>> START
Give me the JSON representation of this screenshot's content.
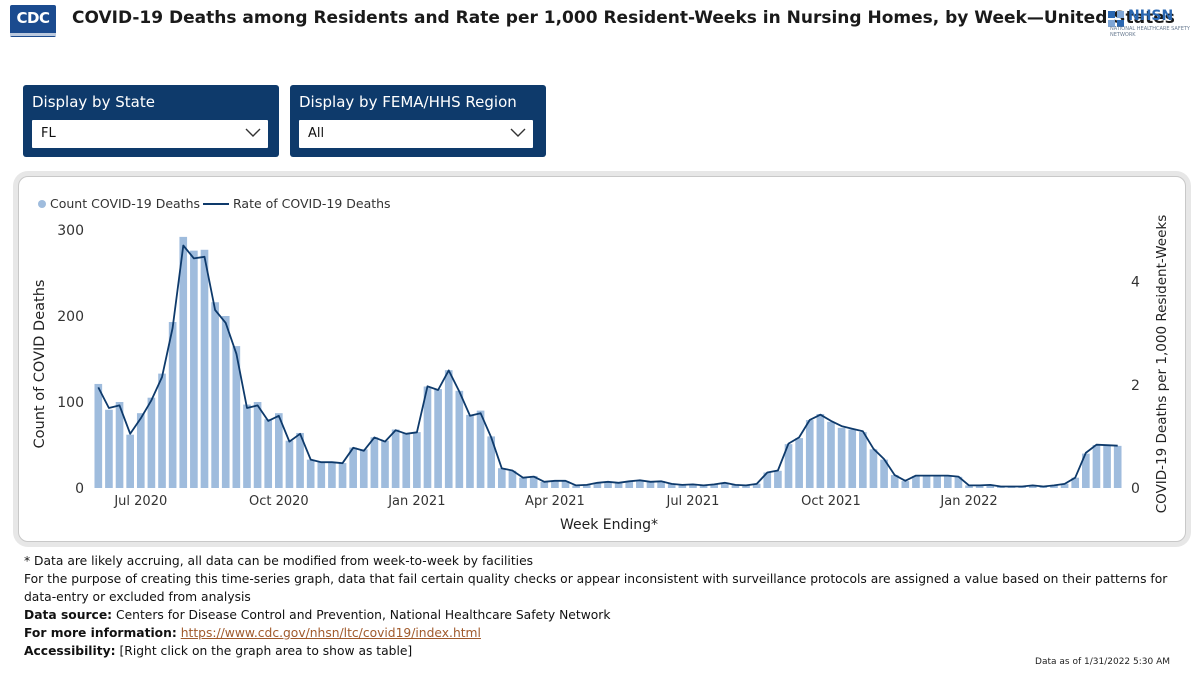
{
  "header": {
    "logo_text": "CDC",
    "title": "COVID-19 Deaths among Residents and Rate per 1,000 Resident-Weeks in Nursing Homes, by Week—United States",
    "nhsn_logo_text": "NHSN",
    "nhsn_logo_subtext": "NATIONAL HEALTHCARE SAFETY NETWORK"
  },
  "filters": [
    {
      "label": "Display by State",
      "value": "FL"
    },
    {
      "label": "Display by FEMA/HHS Region",
      "value": "All"
    }
  ],
  "chart_data": {
    "type": "bar",
    "legend": {
      "placement": "top-left",
      "bar_label": "Count COVID-19 Deaths",
      "line_label": "Rate of COVID-19 Deaths"
    },
    "xlabel": "Week Ending*",
    "ylabel": "Count of COVID Deaths",
    "y2label": "COVID-19 Deaths per 1,000 Resident-Weeks",
    "ylim": [
      0,
      300
    ],
    "yticks": [
      0,
      100,
      200,
      300
    ],
    "y2lim": [
      0,
      5
    ],
    "y2ticks": [
      0,
      2,
      4
    ],
    "x_tick_labels": [
      "Jul 2020",
      "Oct 2020",
      "Jan 2021",
      "Apr 2021",
      "Jul 2021",
      "Oct 2021",
      "Jan 2022"
    ],
    "x_tick_index": [
      4,
      17,
      30,
      43,
      56,
      69,
      82
    ],
    "bar_color": "#9fbcdd",
    "line_color": "#0e3a6b",
    "series": [
      {
        "name": "Count COVID-19 Deaths",
        "axis": "left",
        "values": [
          121,
          91,
          100,
          62,
          87,
          105,
          133,
          193,
          292,
          276,
          277,
          216,
          200,
          165,
          97,
          100,
          80,
          87,
          55,
          64,
          33,
          30,
          30,
          29,
          47,
          45,
          59,
          55,
          68,
          64,
          65,
          118,
          115,
          137,
          113,
          85,
          90,
          60,
          23,
          20,
          12,
          14,
          7,
          8,
          8,
          3,
          4,
          6,
          7,
          6,
          8,
          9,
          7,
          8,
          5,
          4,
          4,
          3,
          4,
          6,
          4,
          3,
          5,
          18,
          20,
          51,
          58,
          79,
          86,
          77,
          70,
          68,
          65,
          45,
          33,
          15,
          8,
          14,
          14,
          14,
          14,
          13,
          3,
          3,
          4,
          2,
          2,
          2,
          3,
          2,
          3,
          5,
          12,
          40,
          50,
          49,
          49
        ]
      },
      {
        "name": "Rate of COVID-19 Deaths",
        "axis": "right",
        "values": [
          1.95,
          1.55,
          1.6,
          1.05,
          1.35,
          1.7,
          2.15,
          3.1,
          4.7,
          4.45,
          4.48,
          3.45,
          3.2,
          2.6,
          1.55,
          1.6,
          1.3,
          1.4,
          0.9,
          1.05,
          0.55,
          0.5,
          0.5,
          0.48,
          0.78,
          0.72,
          0.98,
          0.9,
          1.12,
          1.05,
          1.08,
          1.97,
          1.9,
          2.28,
          1.87,
          1.4,
          1.45,
          0.98,
          0.38,
          0.34,
          0.2,
          0.22,
          0.12,
          0.14,
          0.14,
          0.05,
          0.06,
          0.1,
          0.12,
          0.1,
          0.13,
          0.15,
          0.12,
          0.13,
          0.08,
          0.06,
          0.07,
          0.05,
          0.07,
          0.1,
          0.06,
          0.05,
          0.08,
          0.3,
          0.34,
          0.86,
          0.98,
          1.32,
          1.42,
          1.3,
          1.2,
          1.15,
          1.1,
          0.76,
          0.56,
          0.25,
          0.14,
          0.24,
          0.24,
          0.24,
          0.24,
          0.22,
          0.05,
          0.05,
          0.06,
          0.03,
          0.03,
          0.03,
          0.05,
          0.03,
          0.05,
          0.08,
          0.2,
          0.68,
          0.84,
          0.83,
          0.82
        ]
      }
    ]
  },
  "notes": {
    "line1": "* Data are likely accruing, all data can be modified from week-to-week by facilities",
    "line2": "For the purpose of creating this time-series graph, data that fail certain quality checks or appear inconsistent with surveillance protocols are assigned a value based on their patterns for data-entry or excluded from analysis",
    "source_label": "Data source:",
    "source_text": " Centers for Disease Control and Prevention, National Healthcare Safety Network",
    "info_label": "For more information:",
    "info_link": "https://www.cdc.gov/nhsn/ltc/covid19/index.html",
    "access_label": "Accessibility:",
    "access_text": " [Right click on the graph area to show as table]",
    "as_of": "Data as of 1/31/2022 5:30 AM"
  }
}
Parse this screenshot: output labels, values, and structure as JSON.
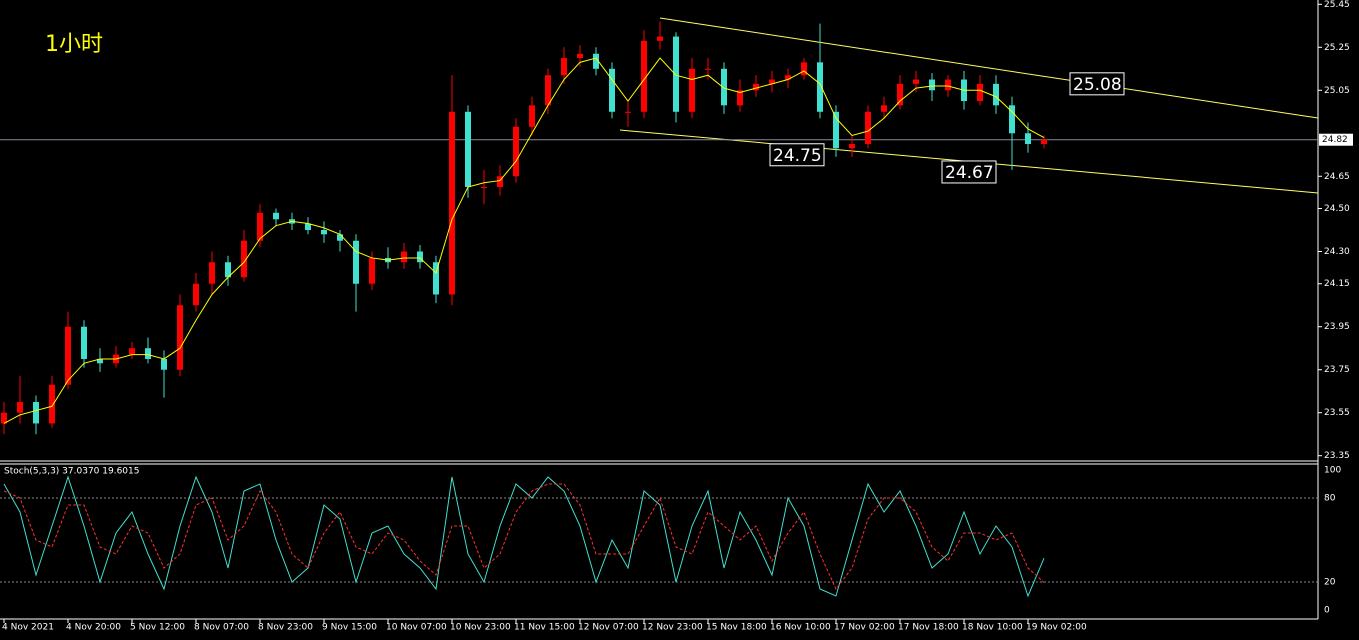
>> END
*Exercise instructions*. Pick out each line containing "Rate" and report it.

*Exercise solution*.
    "title": "COVID-19 Deaths among Residents and Rate per 1,000 Resident-Weeks in Nursing Homes, by Week—United States",
      "line_label": "Rate of COVID-19 Deaths"
        "name": "Rate of COVID-19 Deaths",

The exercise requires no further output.